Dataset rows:
◆ ◆ ◆ ◆ ◆ ◆ ◆

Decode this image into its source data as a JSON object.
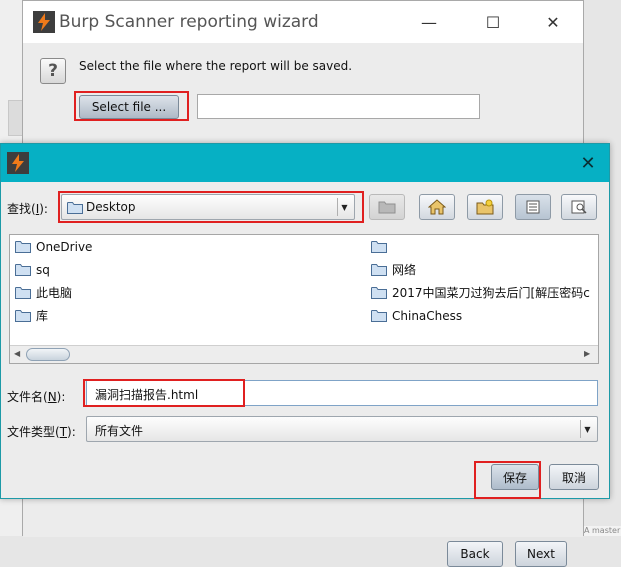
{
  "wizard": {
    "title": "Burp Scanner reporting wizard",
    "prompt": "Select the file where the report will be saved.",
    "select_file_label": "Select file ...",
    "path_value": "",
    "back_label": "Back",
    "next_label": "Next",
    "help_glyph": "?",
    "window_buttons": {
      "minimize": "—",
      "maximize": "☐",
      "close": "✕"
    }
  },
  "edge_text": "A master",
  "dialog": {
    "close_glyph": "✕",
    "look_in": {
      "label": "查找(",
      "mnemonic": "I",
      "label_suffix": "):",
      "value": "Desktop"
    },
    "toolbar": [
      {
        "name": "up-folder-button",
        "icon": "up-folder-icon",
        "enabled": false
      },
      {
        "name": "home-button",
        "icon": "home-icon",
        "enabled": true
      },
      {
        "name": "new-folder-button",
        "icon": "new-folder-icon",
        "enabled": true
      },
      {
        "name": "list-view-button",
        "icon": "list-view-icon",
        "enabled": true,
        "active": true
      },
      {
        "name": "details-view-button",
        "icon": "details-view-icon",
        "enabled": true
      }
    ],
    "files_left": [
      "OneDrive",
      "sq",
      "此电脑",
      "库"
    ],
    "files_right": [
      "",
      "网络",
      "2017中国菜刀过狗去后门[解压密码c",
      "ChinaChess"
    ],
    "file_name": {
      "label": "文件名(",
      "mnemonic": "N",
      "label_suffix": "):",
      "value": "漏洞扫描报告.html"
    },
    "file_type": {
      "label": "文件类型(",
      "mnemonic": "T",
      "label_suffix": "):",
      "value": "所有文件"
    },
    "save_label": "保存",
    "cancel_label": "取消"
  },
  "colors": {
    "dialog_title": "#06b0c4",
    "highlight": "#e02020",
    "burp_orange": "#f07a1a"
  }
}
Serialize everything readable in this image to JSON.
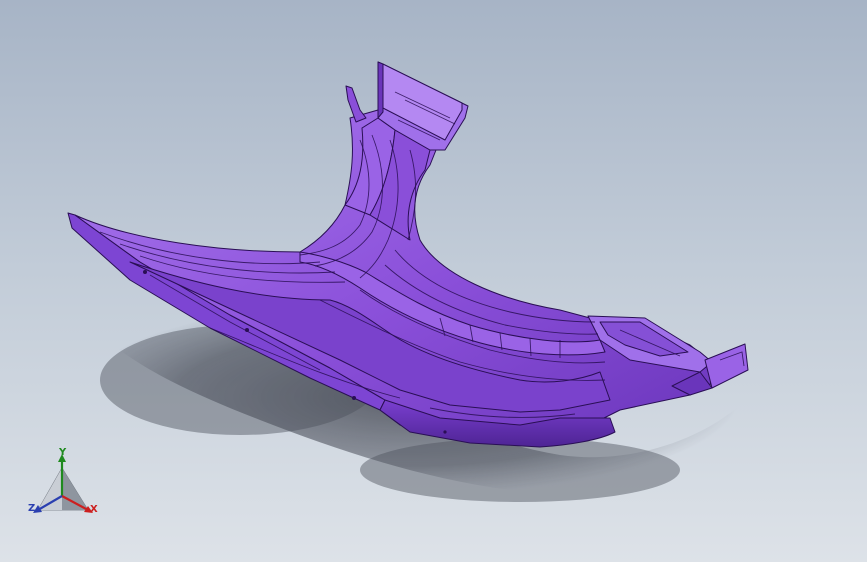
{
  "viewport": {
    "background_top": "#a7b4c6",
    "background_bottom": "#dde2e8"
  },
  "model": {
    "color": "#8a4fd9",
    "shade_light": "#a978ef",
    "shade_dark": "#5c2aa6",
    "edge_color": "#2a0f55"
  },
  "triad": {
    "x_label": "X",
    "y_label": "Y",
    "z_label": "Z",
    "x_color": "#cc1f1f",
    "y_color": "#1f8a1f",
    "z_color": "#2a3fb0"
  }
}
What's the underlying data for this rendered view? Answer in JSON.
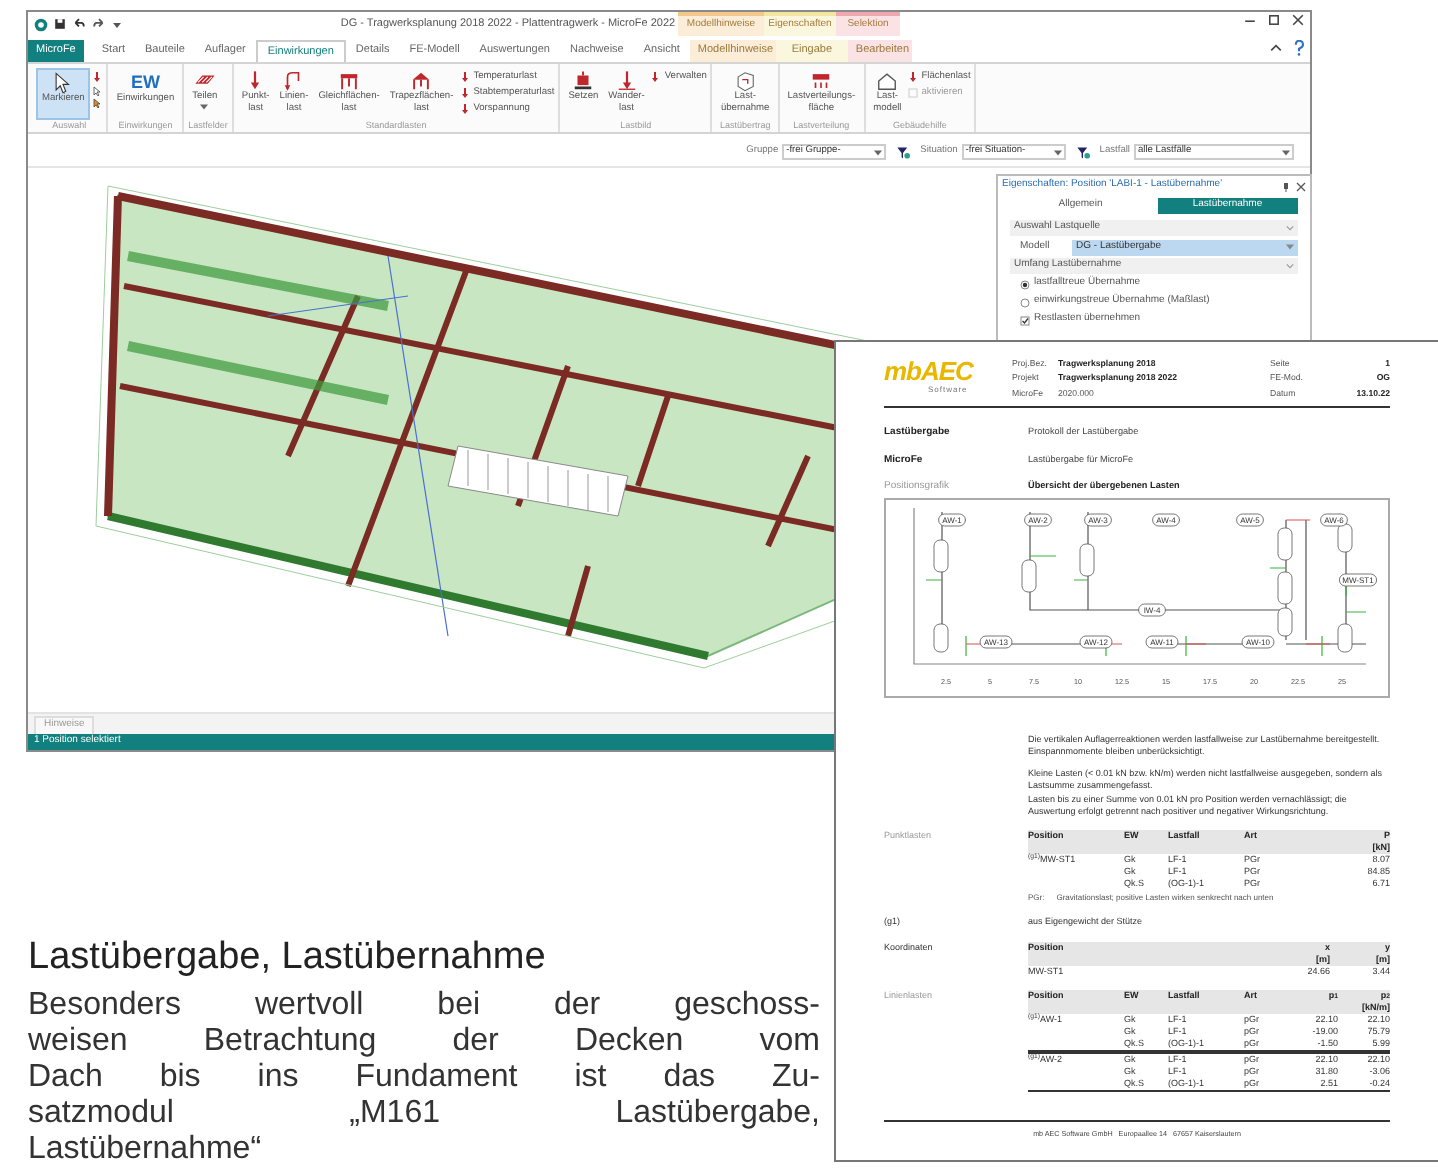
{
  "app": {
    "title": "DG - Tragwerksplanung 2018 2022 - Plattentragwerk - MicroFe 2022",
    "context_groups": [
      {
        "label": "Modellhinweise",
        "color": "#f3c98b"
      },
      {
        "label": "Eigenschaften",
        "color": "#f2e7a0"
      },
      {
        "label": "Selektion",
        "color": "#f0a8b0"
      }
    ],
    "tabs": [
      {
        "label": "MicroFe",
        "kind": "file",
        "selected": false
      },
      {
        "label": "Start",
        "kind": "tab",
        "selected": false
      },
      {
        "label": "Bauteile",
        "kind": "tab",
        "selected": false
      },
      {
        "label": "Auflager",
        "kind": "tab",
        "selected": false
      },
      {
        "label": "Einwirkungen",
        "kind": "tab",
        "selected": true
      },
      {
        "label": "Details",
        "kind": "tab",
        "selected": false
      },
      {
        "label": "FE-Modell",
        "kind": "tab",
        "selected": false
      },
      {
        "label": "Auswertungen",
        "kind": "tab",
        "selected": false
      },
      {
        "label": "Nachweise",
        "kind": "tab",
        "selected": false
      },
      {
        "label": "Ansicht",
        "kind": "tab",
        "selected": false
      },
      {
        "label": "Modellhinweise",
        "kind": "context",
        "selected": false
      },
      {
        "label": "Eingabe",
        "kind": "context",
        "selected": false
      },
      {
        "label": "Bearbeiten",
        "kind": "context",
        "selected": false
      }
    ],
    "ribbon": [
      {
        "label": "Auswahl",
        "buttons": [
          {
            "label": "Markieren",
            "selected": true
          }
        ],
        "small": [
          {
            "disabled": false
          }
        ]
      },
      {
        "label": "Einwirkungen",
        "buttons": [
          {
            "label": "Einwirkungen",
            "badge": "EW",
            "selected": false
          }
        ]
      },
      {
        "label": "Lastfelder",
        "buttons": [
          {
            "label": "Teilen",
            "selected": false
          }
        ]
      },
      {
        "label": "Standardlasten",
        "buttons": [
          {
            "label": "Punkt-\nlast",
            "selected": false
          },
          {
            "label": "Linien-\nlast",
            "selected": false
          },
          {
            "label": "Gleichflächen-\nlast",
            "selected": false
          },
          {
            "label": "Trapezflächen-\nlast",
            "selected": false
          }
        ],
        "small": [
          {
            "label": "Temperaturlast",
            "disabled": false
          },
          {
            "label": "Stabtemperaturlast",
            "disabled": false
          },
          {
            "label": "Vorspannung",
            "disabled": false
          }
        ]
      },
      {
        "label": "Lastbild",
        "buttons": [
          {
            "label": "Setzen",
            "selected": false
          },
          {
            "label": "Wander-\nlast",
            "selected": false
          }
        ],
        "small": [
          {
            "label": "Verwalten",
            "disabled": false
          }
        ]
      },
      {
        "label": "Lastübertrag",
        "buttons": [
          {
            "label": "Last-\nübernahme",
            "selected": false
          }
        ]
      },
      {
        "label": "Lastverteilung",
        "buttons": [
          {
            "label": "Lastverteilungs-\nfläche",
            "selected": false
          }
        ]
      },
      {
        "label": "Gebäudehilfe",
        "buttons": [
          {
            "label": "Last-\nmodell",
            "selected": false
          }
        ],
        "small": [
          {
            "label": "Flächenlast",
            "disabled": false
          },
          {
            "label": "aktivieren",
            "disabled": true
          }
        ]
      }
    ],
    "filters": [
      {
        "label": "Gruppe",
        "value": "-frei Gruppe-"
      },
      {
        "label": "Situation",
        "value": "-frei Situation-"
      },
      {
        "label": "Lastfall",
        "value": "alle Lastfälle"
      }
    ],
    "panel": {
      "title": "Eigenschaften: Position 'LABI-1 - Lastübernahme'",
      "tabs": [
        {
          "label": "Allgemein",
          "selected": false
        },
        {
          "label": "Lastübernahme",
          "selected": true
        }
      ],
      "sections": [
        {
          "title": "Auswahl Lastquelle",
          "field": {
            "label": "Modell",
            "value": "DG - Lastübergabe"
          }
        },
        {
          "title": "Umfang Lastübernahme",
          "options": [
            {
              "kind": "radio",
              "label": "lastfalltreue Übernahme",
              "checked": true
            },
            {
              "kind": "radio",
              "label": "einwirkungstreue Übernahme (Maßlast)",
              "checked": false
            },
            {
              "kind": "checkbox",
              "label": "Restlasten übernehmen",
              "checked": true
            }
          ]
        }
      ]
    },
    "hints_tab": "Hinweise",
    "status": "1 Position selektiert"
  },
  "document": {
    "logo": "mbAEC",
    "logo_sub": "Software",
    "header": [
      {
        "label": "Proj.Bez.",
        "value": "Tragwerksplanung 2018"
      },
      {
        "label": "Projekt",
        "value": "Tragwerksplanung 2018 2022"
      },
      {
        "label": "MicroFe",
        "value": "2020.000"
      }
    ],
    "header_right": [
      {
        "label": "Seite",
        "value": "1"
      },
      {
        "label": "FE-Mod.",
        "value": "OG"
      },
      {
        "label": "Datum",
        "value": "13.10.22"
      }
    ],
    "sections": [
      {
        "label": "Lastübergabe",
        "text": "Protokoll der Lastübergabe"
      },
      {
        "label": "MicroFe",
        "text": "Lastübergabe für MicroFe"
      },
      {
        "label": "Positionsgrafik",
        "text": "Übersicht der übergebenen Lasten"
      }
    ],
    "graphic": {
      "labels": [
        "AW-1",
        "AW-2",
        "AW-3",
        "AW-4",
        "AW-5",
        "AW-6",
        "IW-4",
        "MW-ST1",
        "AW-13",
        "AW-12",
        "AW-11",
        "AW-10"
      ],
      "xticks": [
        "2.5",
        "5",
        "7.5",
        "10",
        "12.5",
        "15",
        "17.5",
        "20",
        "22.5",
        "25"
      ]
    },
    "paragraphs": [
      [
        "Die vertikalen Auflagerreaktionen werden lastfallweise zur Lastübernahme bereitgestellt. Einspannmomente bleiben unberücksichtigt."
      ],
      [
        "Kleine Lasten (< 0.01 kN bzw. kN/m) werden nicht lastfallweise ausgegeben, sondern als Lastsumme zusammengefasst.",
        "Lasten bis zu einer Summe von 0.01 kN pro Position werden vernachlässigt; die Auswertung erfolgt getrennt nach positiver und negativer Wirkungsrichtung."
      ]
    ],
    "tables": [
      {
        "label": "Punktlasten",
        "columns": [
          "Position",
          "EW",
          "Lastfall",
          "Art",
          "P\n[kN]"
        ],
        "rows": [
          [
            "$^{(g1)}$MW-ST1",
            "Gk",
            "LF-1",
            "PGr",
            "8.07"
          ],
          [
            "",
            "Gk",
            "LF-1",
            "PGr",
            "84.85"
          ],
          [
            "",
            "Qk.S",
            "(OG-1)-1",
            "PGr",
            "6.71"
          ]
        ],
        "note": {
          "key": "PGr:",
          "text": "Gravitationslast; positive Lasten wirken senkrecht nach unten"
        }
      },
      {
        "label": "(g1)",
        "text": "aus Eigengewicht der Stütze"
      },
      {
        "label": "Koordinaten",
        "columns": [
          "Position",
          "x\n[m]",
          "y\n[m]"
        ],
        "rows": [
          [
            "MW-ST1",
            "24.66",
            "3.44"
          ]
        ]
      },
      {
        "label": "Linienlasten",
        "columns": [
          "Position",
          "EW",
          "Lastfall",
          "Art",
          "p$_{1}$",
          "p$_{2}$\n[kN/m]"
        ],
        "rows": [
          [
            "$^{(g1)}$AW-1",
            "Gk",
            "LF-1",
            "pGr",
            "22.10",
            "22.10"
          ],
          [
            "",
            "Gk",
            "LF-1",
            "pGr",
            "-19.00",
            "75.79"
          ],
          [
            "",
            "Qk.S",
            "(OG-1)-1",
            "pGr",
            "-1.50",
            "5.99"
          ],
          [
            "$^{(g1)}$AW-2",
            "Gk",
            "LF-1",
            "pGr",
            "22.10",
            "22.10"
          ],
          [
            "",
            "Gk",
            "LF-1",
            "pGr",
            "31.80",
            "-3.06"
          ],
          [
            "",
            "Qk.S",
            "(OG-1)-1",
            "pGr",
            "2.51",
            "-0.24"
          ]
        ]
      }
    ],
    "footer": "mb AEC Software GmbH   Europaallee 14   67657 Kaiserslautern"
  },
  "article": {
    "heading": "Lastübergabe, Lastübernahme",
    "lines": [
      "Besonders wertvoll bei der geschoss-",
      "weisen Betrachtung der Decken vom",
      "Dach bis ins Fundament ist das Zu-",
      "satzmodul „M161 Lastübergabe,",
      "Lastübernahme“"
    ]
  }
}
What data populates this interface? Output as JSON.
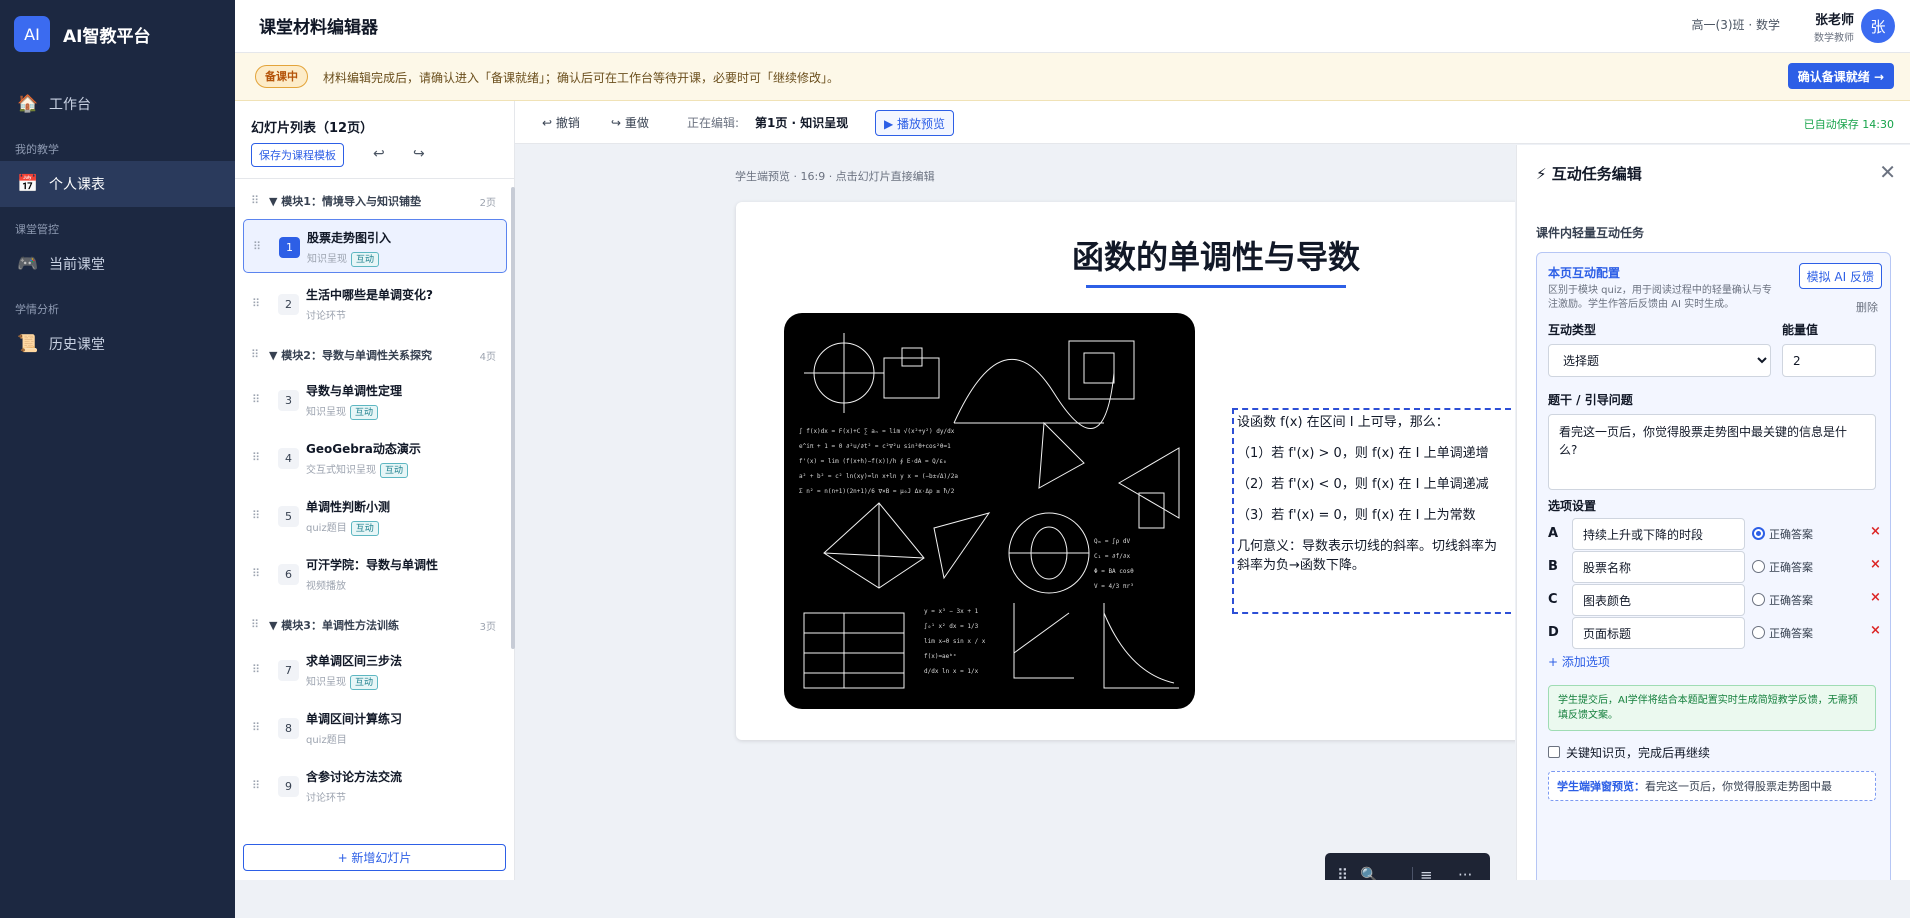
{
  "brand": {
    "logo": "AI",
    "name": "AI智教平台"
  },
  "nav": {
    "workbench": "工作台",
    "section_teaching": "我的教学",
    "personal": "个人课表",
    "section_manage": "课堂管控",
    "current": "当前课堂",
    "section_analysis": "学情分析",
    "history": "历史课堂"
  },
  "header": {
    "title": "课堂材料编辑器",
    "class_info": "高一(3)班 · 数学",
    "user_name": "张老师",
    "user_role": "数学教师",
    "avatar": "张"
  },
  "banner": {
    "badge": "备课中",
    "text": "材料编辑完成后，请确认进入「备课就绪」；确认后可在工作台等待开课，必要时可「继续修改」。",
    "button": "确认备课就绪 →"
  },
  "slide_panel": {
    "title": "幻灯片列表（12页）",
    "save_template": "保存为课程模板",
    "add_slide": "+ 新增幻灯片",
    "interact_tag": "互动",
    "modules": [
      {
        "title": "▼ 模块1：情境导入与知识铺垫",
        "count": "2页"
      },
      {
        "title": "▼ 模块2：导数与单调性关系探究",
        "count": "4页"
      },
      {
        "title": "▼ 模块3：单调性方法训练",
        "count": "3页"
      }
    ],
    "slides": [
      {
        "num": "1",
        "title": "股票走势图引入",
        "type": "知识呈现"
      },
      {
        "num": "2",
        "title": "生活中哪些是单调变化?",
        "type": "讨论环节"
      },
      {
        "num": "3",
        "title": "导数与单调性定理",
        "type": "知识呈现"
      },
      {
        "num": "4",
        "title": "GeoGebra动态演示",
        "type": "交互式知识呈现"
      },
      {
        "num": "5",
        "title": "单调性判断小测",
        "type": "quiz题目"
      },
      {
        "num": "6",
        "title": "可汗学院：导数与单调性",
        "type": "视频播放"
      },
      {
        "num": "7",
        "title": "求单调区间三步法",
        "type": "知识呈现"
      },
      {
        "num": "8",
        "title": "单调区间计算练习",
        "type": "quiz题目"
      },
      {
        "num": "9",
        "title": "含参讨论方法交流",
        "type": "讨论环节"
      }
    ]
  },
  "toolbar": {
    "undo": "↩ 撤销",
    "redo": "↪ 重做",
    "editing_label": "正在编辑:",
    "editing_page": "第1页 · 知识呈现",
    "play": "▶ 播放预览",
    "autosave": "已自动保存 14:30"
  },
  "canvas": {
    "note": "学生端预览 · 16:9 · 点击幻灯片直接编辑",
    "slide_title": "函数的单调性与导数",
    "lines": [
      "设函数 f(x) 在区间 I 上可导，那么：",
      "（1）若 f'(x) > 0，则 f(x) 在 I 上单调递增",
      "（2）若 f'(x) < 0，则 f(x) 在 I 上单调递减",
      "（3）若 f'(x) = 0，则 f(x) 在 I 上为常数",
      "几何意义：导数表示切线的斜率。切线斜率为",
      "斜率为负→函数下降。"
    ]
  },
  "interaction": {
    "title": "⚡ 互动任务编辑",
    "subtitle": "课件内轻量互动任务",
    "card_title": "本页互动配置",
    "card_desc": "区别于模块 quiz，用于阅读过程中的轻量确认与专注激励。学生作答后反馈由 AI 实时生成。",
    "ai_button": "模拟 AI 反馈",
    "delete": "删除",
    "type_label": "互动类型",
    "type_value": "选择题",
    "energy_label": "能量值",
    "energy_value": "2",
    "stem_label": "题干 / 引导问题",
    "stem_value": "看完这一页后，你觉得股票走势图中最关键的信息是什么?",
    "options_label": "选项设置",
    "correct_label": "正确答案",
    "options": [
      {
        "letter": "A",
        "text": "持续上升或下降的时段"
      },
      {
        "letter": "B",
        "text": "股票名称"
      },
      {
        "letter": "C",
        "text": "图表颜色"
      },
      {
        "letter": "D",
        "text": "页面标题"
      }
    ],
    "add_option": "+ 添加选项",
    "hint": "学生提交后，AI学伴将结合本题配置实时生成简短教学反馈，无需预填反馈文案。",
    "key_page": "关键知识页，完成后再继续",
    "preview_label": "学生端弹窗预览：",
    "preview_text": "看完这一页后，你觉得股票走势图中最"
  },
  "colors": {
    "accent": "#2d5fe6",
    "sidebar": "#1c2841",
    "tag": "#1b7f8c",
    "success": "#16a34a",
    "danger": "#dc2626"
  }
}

◆ ◆ ◆ ◆ ◆ ◆ ◆

* **What is needed**
Check each line of the entries above for the word "Lastübergabe". List the ones that have it.

* **Answer to the exercise**
            "value": "DG - Lastübergabe"
        "label": "Lastübergabe",
        "text": "Protokoll der Lastübergabe"
        "text": "Lastübergabe für MicroFe"
    "heading": "Lastübergabe, Lastübernahme",
      "satzmodul „M161 Lastübergabe,",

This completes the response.